Provided passage>
YOLOv11 Object Detection: Training and Inference with KITTI Dataset

This repository provides two scripts for training a YOLOv11 (here referred to as YOLOv11 in the code) model on the KITTI dataset and then using the trained model to detect objects in a video file.

Overview

The repository contains two scripts:

train_model.py: Automates the process of preparing the KITTI dataset for YOLO format, training a YOLOv11 model, and evaluating its performance.
detect_object.py: Uses the trained YOLOv11 model to detect objects in a given video file, annotating the video frames with bounding boxes and labels.

Prerequisites

Make sure you have installed:

Python 3.7 or above
PyTorch (with CUDA support if you have an NVIDIA GPU)
Ultralytics YOLO library: pip install ultralytics
OpenCV for Python: pip install opencv-python
scikit-learn: pip install scikit-learn
kagglehub (for the dataset import in the script)

Dataset Setup

This example uses the KITTI dataset. The train_model.py script uses kagglehub to download and set up the dataset. If you prefer to manually download and place the dataset, update the dataset path (KITTI_BASE_DIR).

Aim 1>
Reproduce a stretch of the YOLOv11 KITTI README word for word, beginning at the words "Python 3.7 or" and stopping after "dataset path (KITTI_BASE_DIR).".
Aim 2>
Carry on the YOLOv11 KITTI README from its final sentence.

Element box annotations:
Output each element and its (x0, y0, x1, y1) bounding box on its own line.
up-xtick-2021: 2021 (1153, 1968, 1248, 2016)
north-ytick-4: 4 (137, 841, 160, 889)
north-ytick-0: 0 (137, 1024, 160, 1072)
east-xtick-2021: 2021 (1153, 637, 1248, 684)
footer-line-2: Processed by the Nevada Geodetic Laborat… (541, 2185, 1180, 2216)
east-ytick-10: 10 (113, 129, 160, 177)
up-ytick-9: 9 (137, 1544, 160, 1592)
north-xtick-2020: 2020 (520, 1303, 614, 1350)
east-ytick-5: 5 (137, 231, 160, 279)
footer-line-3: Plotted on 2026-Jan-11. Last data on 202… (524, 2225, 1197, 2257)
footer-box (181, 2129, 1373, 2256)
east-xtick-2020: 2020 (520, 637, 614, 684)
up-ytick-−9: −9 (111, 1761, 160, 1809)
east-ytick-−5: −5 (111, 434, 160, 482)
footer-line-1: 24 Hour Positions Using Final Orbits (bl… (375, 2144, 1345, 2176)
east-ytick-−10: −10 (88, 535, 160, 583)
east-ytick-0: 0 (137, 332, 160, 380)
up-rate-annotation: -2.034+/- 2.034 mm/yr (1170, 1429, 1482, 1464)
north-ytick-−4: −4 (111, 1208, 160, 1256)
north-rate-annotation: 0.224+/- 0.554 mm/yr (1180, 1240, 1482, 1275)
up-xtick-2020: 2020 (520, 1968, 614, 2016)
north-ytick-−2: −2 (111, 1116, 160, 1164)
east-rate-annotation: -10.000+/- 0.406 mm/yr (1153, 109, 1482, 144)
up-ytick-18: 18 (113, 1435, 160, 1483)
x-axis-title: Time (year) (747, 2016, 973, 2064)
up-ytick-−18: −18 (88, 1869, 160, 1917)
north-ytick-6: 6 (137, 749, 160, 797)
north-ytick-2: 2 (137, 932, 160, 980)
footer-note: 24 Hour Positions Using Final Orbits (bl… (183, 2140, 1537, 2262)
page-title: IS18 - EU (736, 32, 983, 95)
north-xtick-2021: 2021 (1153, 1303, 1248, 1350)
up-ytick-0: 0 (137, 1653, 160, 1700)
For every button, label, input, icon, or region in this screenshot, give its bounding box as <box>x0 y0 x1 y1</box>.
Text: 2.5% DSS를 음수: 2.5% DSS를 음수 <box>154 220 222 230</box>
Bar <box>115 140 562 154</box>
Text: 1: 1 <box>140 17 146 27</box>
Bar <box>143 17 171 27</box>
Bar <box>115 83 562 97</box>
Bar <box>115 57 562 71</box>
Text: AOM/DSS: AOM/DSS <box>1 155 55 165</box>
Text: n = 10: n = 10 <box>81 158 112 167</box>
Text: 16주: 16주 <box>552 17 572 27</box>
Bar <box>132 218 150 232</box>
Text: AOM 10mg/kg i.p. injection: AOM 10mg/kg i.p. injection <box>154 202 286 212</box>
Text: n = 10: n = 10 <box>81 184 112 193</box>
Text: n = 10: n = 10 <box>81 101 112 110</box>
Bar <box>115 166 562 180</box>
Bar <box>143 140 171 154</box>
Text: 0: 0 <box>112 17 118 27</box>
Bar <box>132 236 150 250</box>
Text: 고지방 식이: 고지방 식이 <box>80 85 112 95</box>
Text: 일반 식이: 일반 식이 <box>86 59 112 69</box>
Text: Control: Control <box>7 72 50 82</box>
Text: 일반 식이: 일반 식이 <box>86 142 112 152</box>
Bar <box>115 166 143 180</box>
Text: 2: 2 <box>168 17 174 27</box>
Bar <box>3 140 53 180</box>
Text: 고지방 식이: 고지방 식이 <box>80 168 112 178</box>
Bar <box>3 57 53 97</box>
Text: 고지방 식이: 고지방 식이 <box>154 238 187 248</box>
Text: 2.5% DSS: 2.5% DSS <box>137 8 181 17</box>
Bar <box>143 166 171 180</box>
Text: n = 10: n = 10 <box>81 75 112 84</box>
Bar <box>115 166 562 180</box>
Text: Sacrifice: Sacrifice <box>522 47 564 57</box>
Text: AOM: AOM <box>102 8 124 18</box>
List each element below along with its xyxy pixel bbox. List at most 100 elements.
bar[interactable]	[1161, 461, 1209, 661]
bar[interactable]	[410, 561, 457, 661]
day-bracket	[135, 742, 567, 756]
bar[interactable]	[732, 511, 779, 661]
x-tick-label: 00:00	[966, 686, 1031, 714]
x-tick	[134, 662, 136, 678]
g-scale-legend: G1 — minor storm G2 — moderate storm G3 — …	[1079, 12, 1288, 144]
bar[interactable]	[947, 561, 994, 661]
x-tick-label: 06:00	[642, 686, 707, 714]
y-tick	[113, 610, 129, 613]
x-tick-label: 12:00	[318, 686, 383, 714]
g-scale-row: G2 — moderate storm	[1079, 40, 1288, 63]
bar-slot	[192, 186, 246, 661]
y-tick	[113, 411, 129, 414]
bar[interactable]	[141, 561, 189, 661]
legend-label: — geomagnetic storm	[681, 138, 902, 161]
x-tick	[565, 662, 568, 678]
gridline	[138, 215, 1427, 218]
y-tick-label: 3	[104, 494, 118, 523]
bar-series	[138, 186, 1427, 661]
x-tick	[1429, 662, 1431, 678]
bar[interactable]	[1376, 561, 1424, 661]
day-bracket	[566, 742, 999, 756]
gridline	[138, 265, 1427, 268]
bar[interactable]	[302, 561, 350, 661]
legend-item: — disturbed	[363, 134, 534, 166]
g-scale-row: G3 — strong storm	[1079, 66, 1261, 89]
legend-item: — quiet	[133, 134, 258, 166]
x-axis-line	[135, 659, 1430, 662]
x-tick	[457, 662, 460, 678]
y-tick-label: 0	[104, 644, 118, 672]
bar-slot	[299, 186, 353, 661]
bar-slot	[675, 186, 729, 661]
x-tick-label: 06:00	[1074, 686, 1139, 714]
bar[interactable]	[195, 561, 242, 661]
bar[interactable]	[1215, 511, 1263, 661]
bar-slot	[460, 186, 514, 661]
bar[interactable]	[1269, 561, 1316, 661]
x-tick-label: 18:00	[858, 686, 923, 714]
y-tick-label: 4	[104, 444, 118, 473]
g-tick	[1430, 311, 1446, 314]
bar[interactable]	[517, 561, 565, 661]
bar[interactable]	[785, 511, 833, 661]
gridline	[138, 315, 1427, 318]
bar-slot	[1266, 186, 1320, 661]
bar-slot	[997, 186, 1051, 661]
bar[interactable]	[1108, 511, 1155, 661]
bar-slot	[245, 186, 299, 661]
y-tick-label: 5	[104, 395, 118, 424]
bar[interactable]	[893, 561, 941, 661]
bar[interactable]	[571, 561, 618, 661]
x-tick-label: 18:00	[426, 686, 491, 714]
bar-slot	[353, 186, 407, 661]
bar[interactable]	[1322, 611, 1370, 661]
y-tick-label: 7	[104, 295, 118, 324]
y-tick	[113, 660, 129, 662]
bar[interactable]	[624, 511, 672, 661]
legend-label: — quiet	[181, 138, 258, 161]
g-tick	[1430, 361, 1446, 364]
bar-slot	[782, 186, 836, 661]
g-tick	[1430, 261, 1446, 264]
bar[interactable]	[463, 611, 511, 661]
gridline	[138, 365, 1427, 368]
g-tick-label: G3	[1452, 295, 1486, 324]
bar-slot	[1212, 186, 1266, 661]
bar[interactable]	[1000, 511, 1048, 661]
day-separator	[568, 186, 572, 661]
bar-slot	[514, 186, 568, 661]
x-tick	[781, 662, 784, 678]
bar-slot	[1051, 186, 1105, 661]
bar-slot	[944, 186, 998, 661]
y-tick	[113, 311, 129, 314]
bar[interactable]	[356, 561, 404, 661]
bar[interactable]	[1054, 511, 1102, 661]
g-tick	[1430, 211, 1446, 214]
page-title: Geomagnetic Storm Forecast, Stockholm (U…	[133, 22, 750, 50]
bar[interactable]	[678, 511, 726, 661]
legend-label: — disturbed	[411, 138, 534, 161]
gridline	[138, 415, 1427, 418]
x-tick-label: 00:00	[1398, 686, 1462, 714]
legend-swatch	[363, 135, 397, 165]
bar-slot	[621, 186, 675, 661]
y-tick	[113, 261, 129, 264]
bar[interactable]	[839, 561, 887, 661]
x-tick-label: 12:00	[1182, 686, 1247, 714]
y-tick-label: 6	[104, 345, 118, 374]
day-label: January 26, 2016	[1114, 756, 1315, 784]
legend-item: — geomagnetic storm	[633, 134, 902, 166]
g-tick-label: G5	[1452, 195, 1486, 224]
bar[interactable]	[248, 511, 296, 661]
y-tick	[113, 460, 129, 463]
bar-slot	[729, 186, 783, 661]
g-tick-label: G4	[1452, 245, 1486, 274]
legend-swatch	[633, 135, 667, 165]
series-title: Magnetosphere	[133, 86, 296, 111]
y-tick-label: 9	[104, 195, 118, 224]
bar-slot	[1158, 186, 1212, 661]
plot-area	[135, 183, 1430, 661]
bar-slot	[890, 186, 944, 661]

Task output 1>
Python 3.7 or above
PyTorch (with CUDA support if you have an NVIDIA GPU)
Ultralytics YOLO library: pip install ultralytics
OpenCV for Python: pip install opencv-python
scikit-learn: pip install scikit-learn
kagglehub (for the dataset import in the script)

Dataset Setup

This example uses the KITTI dataset. The train_model.py script uses kagglehub to download and set up the dataset. If you prefer to manually download and place the dataset, update the dataset path (KITTI_BASE_DIR).

Task output 2>
Automatic Download (Using kagglehub):
- Ensure you have a Kaggle API key and properly configured environment.
- The script train_model.py automatically uses kagglehub to download the dataset.
Manual Download (Optional):
- Download the KITTI dataset from Kaggle.
- Extract the dataset and place the files in a directory. Update KITTI_BASE_DIR in train_model.py to point to this directory.

Training the Model

Follow these steps to train the YOLOv11 model on the KITTI dataset:

Configure Training Parameters in train_model.py:
- MODEL_ARCH: Path to the YOLO model configuration file (e.g., yolov11n.yaml).
- EPOCHS: Number of training epochs (default: 10).
- BATCH_SIZE: Batch size for training (default: 16).
- IMG_SIZE: Input image size (width and height).
- PROJECT_NAME: Directory name under which training results will be saved.
- EXPERIMENT_NAME: Subdirectory name under the project directory to store this experiment's results.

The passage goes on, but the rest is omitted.